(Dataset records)
Start
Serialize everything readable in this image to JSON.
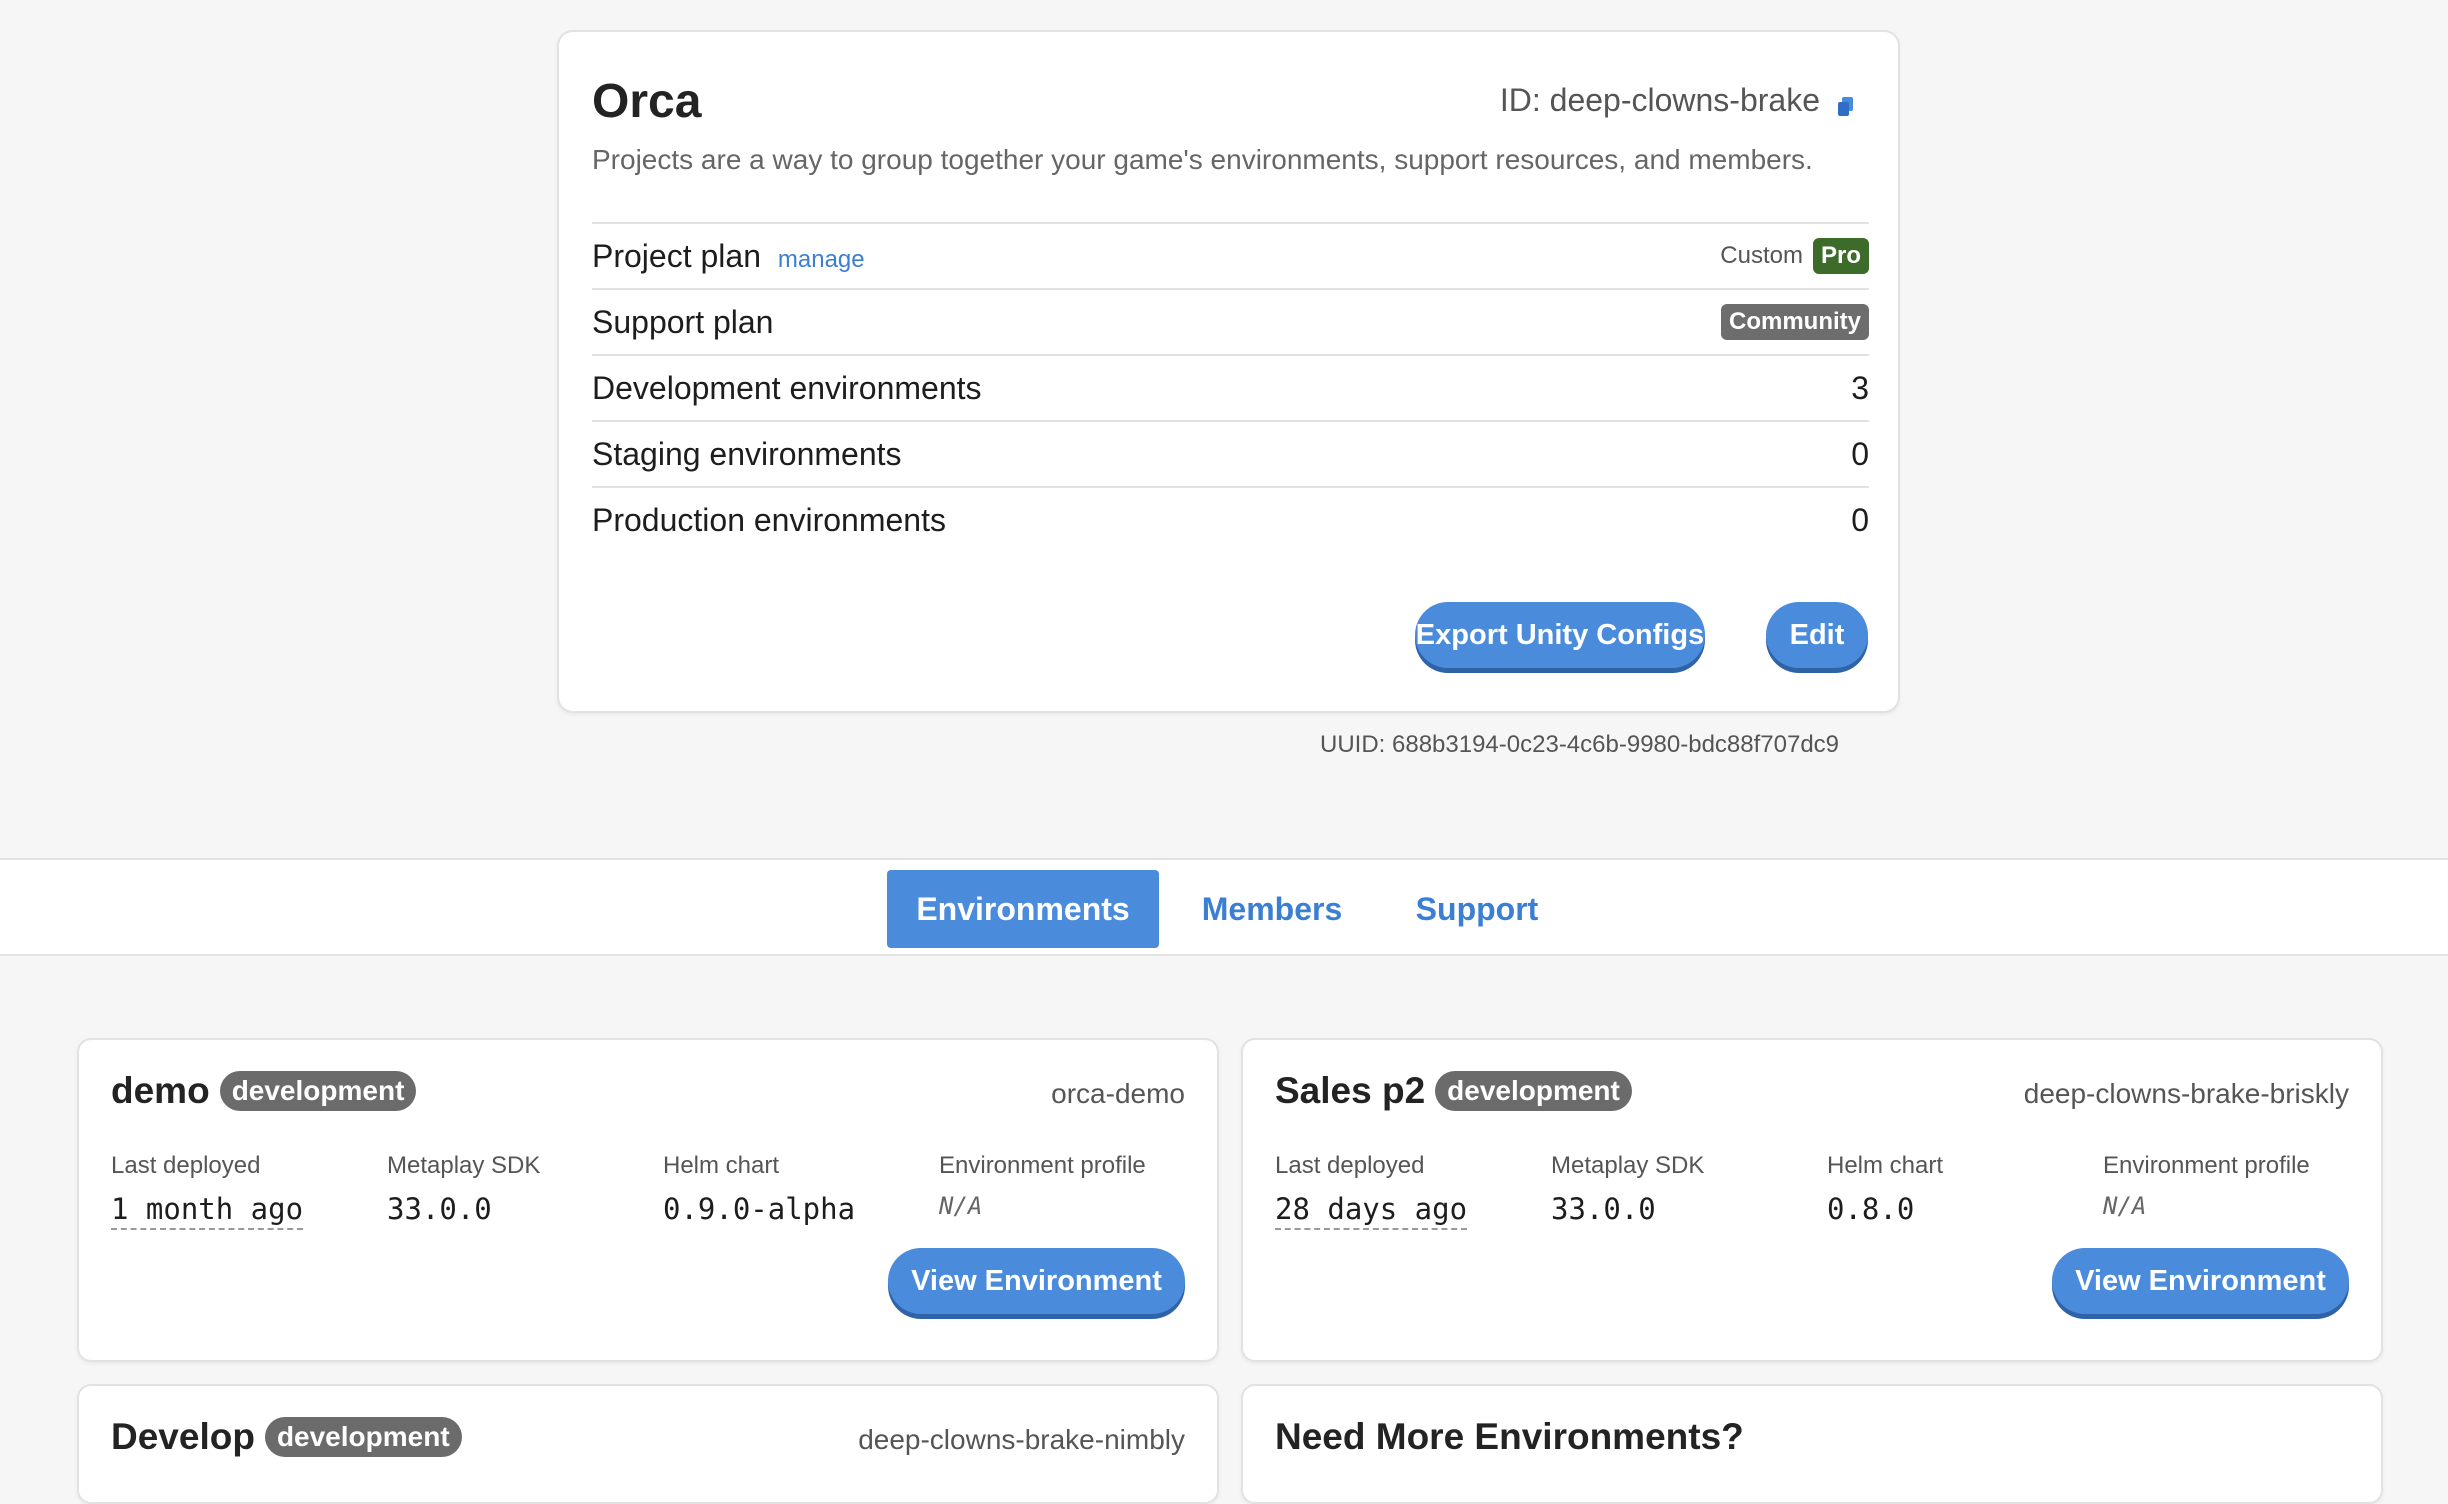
{
  "project": {
    "title": "Orca",
    "id_label": "ID: deep-clowns-brake",
    "copy_icon": "copy-icon",
    "description": "Projects are a way to group together your game's environments, support resources, and members.",
    "rows": [
      {
        "label": "Project plan",
        "link": "manage",
        "muted": "Custom",
        "badge": "Pro"
      },
      {
        "label": "Support plan",
        "badge": "Community"
      },
      {
        "label": "Development environments",
        "value": "3"
      },
      {
        "label": "Staging environments",
        "value": "0"
      },
      {
        "label": "Production environments",
        "value": "0"
      }
    ],
    "export_button": "Export Unity Configs",
    "edit_button": "Edit",
    "uuid": "UUID: 688b3194-0c23-4c6b-9980-bdc88f707dc9"
  },
  "tabs": [
    {
      "label": "Environments",
      "active": true
    },
    {
      "label": "Members",
      "active": false
    },
    {
      "label": "Support",
      "active": false
    }
  ],
  "env_meta_labels": {
    "last_deployed": "Last deployed",
    "sdk": "Metaplay SDK",
    "helm": "Helm chart",
    "profile": "Environment profile"
  },
  "environments": [
    {
      "name": "demo",
      "badge": "development",
      "slug": "orca-demo",
      "last_deployed": "1 month ago",
      "sdk": "33.0.0",
      "helm": "0.9.0-alpha",
      "profile": "N/A",
      "button": "View Environment"
    },
    {
      "name": "Sales p2",
      "badge": "development",
      "slug": "deep-clowns-brake-briskly",
      "last_deployed": "28 days ago",
      "sdk": "33.0.0",
      "helm": "0.8.0",
      "profile": "N/A",
      "button": "View Environment"
    },
    {
      "name": "Develop",
      "badge": "development",
      "slug": "deep-clowns-brake-nimbly"
    }
  ],
  "need_more": {
    "title": "Need More Environments?"
  },
  "colors": {
    "accent": "#4a8bdb",
    "pro_badge": "#3d6b2a",
    "neutral_badge": "#6b6b6b"
  }
}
End
#### PROBLEM TO WORK ON
The listing above must be printed again exactly, minus its pictures.

#### REPLY TO THE TASK
Serialize everything readable in this image to JSON.
{
  "project": {
    "title": "Orca",
    "id_label": "ID: deep-clowns-brake",
    "copy_icon": "copy-icon",
    "description": "Projects are a way to group together your game's environments, support resources, and members.",
    "rows": [
      {
        "label": "Project plan",
        "link": "manage",
        "muted": "Custom",
        "badge": "Pro"
      },
      {
        "label": "Support plan",
        "badge": "Community"
      },
      {
        "label": "Development environments",
        "value": "3"
      },
      {
        "label": "Staging environments",
        "value": "0"
      },
      {
        "label": "Production environments",
        "value": "0"
      }
    ],
    "export_button": "Export Unity Configs",
    "edit_button": "Edit",
    "uuid": "UUID: 688b3194-0c23-4c6b-9980-bdc88f707dc9"
  },
  "tabs": [
    {
      "label": "Environments",
      "active": true
    },
    {
      "label": "Members",
      "active": false
    },
    {
      "label": "Support",
      "active": false
    }
  ],
  "env_meta_labels": {
    "last_deployed": "Last deployed",
    "sdk": "Metaplay SDK",
    "helm": "Helm chart",
    "profile": "Environment profile"
  },
  "environments": [
    {
      "name": "demo",
      "badge": "development",
      "slug": "orca-demo",
      "last_deployed": "1 month ago",
      "sdk": "33.0.0",
      "helm": "0.9.0-alpha",
      "profile": "N/A",
      "button": "View Environment"
    },
    {
      "name": "Sales p2",
      "badge": "development",
      "slug": "deep-clowns-brake-briskly",
      "last_deployed": "28 days ago",
      "sdk": "33.0.0",
      "helm": "0.8.0",
      "profile": "N/A",
      "button": "View Environment"
    },
    {
      "name": "Develop",
      "badge": "development",
      "slug": "deep-clowns-brake-nimbly"
    }
  ],
  "need_more": {
    "title": "Need More Environments?"
  },
  "colors": {
    "accent": "#4a8bdb",
    "pro_badge": "#3d6b2a",
    "neutral_badge": "#6b6b6b"
  }
}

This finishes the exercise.